## Start EXCERPTED DATA

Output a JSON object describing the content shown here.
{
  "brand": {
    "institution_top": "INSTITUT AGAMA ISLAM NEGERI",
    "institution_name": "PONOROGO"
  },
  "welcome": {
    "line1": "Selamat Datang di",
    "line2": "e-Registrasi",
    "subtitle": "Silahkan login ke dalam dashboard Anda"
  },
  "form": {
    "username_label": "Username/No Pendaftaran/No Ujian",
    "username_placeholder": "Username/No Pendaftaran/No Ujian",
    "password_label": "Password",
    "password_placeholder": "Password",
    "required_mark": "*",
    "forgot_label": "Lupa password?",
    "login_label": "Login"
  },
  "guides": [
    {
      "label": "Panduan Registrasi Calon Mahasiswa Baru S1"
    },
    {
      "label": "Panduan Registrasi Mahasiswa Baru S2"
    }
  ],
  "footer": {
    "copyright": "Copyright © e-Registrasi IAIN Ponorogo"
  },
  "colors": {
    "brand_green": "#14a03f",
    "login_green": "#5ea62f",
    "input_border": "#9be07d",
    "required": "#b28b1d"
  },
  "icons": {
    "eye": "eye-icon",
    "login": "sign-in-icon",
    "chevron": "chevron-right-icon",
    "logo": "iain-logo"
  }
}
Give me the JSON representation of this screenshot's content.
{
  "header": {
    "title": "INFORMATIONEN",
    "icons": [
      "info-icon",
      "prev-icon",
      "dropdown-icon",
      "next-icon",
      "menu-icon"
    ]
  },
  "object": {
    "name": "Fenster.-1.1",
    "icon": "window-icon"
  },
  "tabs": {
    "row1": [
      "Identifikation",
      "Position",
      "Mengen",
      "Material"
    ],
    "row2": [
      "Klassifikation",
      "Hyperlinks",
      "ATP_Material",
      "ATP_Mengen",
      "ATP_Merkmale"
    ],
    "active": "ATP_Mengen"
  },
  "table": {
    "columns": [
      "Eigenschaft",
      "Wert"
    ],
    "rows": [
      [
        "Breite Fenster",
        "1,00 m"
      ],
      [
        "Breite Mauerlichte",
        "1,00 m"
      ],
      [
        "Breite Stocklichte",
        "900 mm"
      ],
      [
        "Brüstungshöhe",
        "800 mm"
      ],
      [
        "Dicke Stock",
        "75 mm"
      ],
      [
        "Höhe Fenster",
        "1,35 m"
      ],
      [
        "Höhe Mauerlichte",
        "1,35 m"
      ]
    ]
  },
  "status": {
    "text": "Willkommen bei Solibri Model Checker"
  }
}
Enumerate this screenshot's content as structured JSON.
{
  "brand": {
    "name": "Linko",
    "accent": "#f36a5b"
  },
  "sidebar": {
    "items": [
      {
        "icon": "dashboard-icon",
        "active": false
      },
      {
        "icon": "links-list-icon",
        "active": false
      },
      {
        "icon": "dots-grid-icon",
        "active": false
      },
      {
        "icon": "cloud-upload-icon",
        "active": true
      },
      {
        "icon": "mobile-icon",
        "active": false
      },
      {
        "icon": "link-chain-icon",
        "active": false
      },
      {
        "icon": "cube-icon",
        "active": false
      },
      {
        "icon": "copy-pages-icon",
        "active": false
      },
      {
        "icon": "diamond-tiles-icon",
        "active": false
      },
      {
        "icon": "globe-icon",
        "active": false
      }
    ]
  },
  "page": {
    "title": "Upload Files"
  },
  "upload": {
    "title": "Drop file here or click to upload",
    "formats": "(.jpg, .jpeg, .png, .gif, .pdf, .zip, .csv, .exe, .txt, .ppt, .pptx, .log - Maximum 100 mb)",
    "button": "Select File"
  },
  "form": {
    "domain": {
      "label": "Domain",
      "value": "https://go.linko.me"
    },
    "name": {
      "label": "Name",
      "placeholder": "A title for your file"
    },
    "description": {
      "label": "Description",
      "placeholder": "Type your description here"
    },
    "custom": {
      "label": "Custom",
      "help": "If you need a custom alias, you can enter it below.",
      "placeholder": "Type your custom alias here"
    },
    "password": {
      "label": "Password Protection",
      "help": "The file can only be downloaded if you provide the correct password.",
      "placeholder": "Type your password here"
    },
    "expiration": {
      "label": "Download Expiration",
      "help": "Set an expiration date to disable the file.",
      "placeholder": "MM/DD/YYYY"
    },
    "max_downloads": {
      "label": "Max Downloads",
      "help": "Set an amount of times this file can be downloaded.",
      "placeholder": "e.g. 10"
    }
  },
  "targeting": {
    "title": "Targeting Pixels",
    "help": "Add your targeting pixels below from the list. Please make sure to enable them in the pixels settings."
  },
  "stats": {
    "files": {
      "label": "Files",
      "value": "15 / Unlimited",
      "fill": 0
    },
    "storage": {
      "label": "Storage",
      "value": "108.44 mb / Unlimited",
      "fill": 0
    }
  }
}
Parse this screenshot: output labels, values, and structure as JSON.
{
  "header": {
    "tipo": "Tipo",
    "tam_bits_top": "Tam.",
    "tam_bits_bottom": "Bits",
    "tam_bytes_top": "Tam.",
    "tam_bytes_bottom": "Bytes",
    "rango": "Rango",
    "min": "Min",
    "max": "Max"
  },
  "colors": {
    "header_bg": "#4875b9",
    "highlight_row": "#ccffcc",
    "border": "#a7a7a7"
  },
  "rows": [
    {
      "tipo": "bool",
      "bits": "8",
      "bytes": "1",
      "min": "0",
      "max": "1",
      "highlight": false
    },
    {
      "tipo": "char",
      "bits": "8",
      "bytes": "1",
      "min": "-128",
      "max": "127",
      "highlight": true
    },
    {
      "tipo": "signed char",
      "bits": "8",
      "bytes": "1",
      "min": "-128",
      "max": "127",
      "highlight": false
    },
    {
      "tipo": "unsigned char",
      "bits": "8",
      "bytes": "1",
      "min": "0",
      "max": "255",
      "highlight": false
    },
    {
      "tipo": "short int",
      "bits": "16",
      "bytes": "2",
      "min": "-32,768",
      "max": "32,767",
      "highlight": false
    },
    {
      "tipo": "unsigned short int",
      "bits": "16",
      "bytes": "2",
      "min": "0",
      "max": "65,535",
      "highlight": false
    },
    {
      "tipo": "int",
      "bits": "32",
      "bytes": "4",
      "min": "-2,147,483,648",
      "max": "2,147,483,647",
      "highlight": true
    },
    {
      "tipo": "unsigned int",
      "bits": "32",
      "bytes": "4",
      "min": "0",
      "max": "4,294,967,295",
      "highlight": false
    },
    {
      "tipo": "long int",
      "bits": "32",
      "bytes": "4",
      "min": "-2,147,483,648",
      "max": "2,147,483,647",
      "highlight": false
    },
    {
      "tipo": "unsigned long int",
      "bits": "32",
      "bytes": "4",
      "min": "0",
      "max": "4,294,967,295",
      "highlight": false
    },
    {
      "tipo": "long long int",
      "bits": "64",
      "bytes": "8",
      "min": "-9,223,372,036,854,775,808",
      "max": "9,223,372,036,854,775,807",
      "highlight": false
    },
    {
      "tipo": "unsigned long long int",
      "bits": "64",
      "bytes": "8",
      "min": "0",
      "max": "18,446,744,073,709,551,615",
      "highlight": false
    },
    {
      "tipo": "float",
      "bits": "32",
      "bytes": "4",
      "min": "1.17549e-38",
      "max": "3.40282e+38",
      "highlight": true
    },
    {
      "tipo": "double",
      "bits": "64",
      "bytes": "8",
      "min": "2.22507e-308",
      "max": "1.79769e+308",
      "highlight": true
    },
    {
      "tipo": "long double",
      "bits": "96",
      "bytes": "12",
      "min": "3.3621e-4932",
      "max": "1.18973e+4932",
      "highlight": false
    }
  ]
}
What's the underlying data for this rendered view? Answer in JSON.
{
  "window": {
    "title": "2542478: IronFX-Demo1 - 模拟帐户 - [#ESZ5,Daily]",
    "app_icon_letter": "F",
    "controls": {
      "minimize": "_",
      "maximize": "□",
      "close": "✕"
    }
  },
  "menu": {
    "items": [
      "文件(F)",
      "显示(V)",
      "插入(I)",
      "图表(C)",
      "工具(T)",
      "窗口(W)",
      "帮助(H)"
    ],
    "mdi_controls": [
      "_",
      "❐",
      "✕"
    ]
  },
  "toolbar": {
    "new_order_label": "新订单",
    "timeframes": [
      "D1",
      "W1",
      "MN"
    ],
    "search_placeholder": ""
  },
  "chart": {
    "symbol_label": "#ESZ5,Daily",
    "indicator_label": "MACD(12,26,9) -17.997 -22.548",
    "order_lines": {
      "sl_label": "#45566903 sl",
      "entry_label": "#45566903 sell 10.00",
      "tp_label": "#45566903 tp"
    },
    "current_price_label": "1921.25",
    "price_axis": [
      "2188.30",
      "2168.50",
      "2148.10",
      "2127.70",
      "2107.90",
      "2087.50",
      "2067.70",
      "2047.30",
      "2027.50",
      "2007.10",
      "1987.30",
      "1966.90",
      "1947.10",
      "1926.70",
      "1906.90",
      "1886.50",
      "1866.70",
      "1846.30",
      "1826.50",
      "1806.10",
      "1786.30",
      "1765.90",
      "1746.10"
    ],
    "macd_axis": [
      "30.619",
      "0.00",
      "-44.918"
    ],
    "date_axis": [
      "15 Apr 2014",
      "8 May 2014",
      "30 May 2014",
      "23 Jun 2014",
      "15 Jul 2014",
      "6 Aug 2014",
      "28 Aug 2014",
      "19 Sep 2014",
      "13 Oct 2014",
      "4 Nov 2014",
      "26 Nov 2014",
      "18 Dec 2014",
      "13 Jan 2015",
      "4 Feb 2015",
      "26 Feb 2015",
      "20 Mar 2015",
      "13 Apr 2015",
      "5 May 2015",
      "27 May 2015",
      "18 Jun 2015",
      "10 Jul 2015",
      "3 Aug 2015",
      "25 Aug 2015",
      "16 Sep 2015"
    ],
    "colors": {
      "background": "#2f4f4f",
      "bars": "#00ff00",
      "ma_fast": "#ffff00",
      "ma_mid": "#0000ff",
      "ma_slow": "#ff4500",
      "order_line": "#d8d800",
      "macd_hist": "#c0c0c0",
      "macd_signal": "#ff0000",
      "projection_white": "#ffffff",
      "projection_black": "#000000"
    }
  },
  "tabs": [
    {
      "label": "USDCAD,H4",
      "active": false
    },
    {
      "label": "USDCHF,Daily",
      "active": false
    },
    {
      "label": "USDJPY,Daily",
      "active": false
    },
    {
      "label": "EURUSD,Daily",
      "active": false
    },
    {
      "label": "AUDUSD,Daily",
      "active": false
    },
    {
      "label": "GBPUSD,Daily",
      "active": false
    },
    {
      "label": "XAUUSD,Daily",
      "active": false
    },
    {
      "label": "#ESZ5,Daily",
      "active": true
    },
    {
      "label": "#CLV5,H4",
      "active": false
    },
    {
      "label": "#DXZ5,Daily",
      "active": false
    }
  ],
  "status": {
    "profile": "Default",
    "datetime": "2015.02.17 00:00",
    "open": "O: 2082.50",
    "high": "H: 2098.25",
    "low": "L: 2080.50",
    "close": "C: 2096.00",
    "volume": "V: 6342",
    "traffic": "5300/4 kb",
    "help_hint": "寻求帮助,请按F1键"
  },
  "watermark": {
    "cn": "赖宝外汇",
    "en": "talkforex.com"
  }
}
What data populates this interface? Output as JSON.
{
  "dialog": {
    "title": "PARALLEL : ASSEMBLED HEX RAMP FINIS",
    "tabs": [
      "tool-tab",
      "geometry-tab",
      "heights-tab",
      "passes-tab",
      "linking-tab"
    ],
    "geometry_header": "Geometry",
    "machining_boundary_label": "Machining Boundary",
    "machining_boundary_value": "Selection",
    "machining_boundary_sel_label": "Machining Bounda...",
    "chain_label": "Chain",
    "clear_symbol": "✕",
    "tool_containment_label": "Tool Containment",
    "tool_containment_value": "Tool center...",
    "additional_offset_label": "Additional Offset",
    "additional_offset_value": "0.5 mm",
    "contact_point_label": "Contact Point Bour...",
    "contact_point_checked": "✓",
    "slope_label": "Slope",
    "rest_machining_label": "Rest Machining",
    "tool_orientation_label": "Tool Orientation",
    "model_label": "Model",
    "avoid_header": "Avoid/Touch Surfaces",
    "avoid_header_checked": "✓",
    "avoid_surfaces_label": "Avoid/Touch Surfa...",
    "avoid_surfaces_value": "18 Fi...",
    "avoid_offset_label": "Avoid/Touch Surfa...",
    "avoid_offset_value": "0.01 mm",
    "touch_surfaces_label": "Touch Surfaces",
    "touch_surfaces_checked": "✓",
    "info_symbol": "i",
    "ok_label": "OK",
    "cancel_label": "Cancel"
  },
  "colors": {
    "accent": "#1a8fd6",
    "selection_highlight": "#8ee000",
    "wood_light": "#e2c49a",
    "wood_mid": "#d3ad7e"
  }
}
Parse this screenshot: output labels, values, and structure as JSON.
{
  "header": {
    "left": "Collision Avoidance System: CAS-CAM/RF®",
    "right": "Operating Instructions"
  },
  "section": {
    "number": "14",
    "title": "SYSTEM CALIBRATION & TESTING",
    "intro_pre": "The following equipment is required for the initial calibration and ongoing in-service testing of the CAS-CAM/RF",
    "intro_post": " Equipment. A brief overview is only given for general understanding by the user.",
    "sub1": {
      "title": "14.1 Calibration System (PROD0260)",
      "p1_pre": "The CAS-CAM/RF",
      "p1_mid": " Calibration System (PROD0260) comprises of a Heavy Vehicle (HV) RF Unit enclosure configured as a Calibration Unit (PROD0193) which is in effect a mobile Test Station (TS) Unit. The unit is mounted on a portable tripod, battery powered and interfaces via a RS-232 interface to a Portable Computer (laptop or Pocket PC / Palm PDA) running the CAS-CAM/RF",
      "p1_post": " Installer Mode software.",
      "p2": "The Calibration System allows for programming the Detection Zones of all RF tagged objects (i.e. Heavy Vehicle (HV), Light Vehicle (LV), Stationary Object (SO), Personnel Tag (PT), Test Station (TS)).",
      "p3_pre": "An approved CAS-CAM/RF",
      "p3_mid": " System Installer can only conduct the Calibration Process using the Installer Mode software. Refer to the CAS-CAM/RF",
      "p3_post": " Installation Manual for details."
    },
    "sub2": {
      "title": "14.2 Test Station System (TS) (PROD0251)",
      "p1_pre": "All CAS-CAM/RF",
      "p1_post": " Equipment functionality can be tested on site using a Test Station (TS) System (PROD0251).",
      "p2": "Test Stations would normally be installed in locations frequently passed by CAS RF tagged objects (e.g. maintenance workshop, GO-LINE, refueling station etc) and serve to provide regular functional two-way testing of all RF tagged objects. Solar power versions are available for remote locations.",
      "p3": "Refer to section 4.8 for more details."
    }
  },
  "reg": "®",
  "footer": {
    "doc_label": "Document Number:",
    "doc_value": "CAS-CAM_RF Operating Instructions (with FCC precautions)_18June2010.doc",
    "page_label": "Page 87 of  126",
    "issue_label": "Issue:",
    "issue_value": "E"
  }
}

## End EXCERPTED DATA

WRITTEN EXERCISE — Report the number of lines in the listing where the string "Baru" appears, and nothing besides.

RESULT OF THE TASK — 2